● **SET EXERCISE**
Scan the lines below; pull out those with "this".

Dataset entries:

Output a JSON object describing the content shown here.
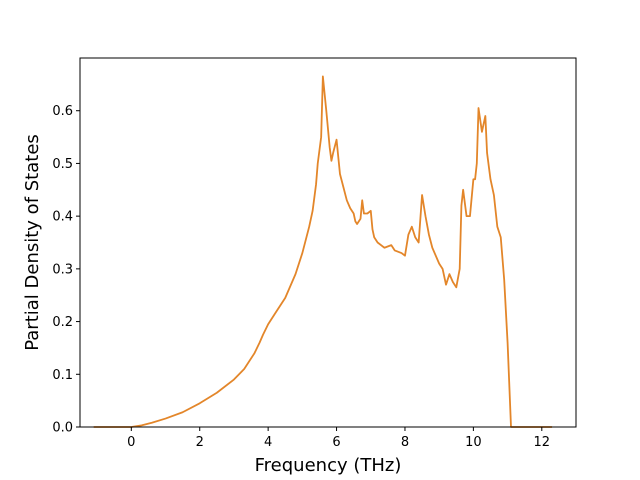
{
  "chart_data": {
    "type": "line",
    "title": "",
    "xlabel": "Frequency (THz)",
    "ylabel": "Partial Density of States",
    "xlim": [
      -1.5,
      13.0
    ],
    "ylim": [
      0.0,
      0.7
    ],
    "x_ticks": [
      0,
      2,
      4,
      6,
      8,
      10,
      12
    ],
    "x_tick_labels": [
      "0",
      "2",
      "4",
      "6",
      "8",
      "10",
      "12"
    ],
    "y_ticks": [
      0.0,
      0.1,
      0.2,
      0.3,
      0.4,
      0.5,
      0.6
    ],
    "y_tick_labels": [
      "0.0",
      "0.1",
      "0.2",
      "0.3",
      "0.4",
      "0.5",
      "0.6"
    ],
    "grid": false,
    "legend": "none",
    "series": [
      {
        "color": "#e3862a",
        "x": [
          -1.1,
          0.0,
          0.3,
          0.6,
          1.0,
          1.5,
          2.0,
          2.5,
          3.0,
          3.3,
          3.6,
          3.75,
          3.85,
          4.0,
          4.2,
          4.5,
          4.8,
          5.0,
          5.2,
          5.3,
          5.4,
          5.45,
          5.55,
          5.6,
          5.7,
          5.8,
          5.85,
          5.9,
          6.0,
          6.1,
          6.2,
          6.3,
          6.4,
          6.5,
          6.55,
          6.6,
          6.7,
          6.75,
          6.8,
          6.9,
          7.0,
          7.05,
          7.1,
          7.2,
          7.4,
          7.6,
          7.7,
          7.9,
          8.0,
          8.1,
          8.2,
          8.3,
          8.4,
          8.5,
          8.55,
          8.6,
          8.7,
          8.8,
          9.0,
          9.1,
          9.2,
          9.3,
          9.4,
          9.5,
          9.6,
          9.65,
          9.7,
          9.8,
          9.9,
          10.0,
          10.05,
          10.1,
          10.15,
          10.25,
          10.35,
          10.4,
          10.5,
          10.6,
          10.7,
          10.8,
          10.9,
          11.0,
          11.1,
          11.2,
          11.3,
          11.5,
          12.0,
          12.3
        ],
        "y": [
          0.0,
          0.0,
          0.003,
          0.008,
          0.016,
          0.028,
          0.045,
          0.065,
          0.09,
          0.11,
          0.14,
          0.16,
          0.175,
          0.195,
          0.215,
          0.245,
          0.29,
          0.33,
          0.38,
          0.41,
          0.46,
          0.5,
          0.55,
          0.665,
          0.6,
          0.53,
          0.505,
          0.52,
          0.545,
          0.48,
          0.455,
          0.43,
          0.415,
          0.405,
          0.39,
          0.385,
          0.395,
          0.43,
          0.405,
          0.405,
          0.41,
          0.375,
          0.36,
          0.35,
          0.34,
          0.345,
          0.335,
          0.33,
          0.325,
          0.365,
          0.38,
          0.36,
          0.35,
          0.44,
          0.42,
          0.4,
          0.365,
          0.34,
          0.31,
          0.3,
          0.27,
          0.29,
          0.275,
          0.265,
          0.3,
          0.42,
          0.45,
          0.4,
          0.4,
          0.47,
          0.47,
          0.5,
          0.605,
          0.56,
          0.59,
          0.52,
          0.47,
          0.44,
          0.38,
          0.36,
          0.28,
          0.16,
          0.0,
          0.0,
          0.0,
          0.0,
          0.0,
          0.0
        ]
      }
    ]
  }
}
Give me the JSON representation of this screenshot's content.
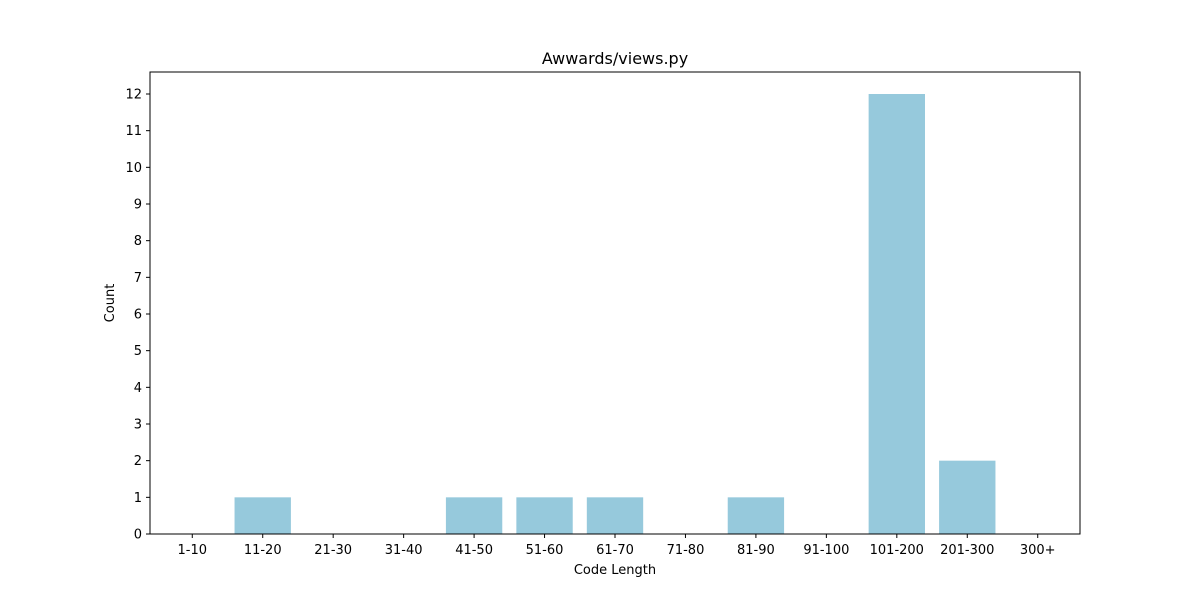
{
  "chart_data": {
    "type": "bar",
    "title": "Awwards/views.py",
    "xlabel": "Code Length",
    "ylabel": "Count",
    "categories": [
      "1-10",
      "11-20",
      "21-30",
      "31-40",
      "41-50",
      "51-60",
      "61-70",
      "71-80",
      "81-90",
      "91-100",
      "101-200",
      "201-300",
      "300+"
    ],
    "values": [
      0,
      1,
      0,
      0,
      1,
      1,
      1,
      0,
      1,
      0,
      12,
      2,
      0
    ],
    "ylim": [
      0,
      12.6
    ],
    "yticks": [
      0,
      1,
      2,
      3,
      4,
      5,
      6,
      7,
      8,
      9,
      10,
      11,
      12
    ],
    "grid": false,
    "bar_color": "#96c9dc"
  }
}
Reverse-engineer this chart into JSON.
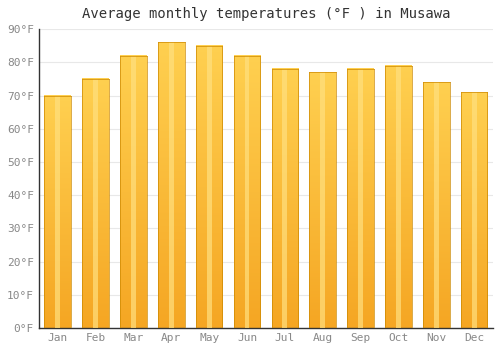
{
  "title": "Average monthly temperatures (°F ) in Musawa",
  "months": [
    "Jan",
    "Feb",
    "Mar",
    "Apr",
    "May",
    "Jun",
    "Jul",
    "Aug",
    "Sep",
    "Oct",
    "Nov",
    "Dec"
  ],
  "values": [
    70,
    75,
    82,
    86,
    85,
    82,
    78,
    77,
    78,
    79,
    74,
    71
  ],
  "bar_color_bottom": "#F5A623",
  "bar_color_top": "#FFD050",
  "bar_color_highlight": "#FFE080",
  "background_color": "#FFFFFF",
  "grid_color": "#E8E8E8",
  "ylim": [
    0,
    90
  ],
  "yticks": [
    0,
    10,
    20,
    30,
    40,
    50,
    60,
    70,
    80,
    90
  ],
  "ylabel_suffix": "°F",
  "title_fontsize": 10,
  "tick_fontsize": 8,
  "bar_width": 0.7
}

● **TASK ANSWER**
Give me the JSON representation of this screenshot's content.
Reverse-engineer this chart into JSON.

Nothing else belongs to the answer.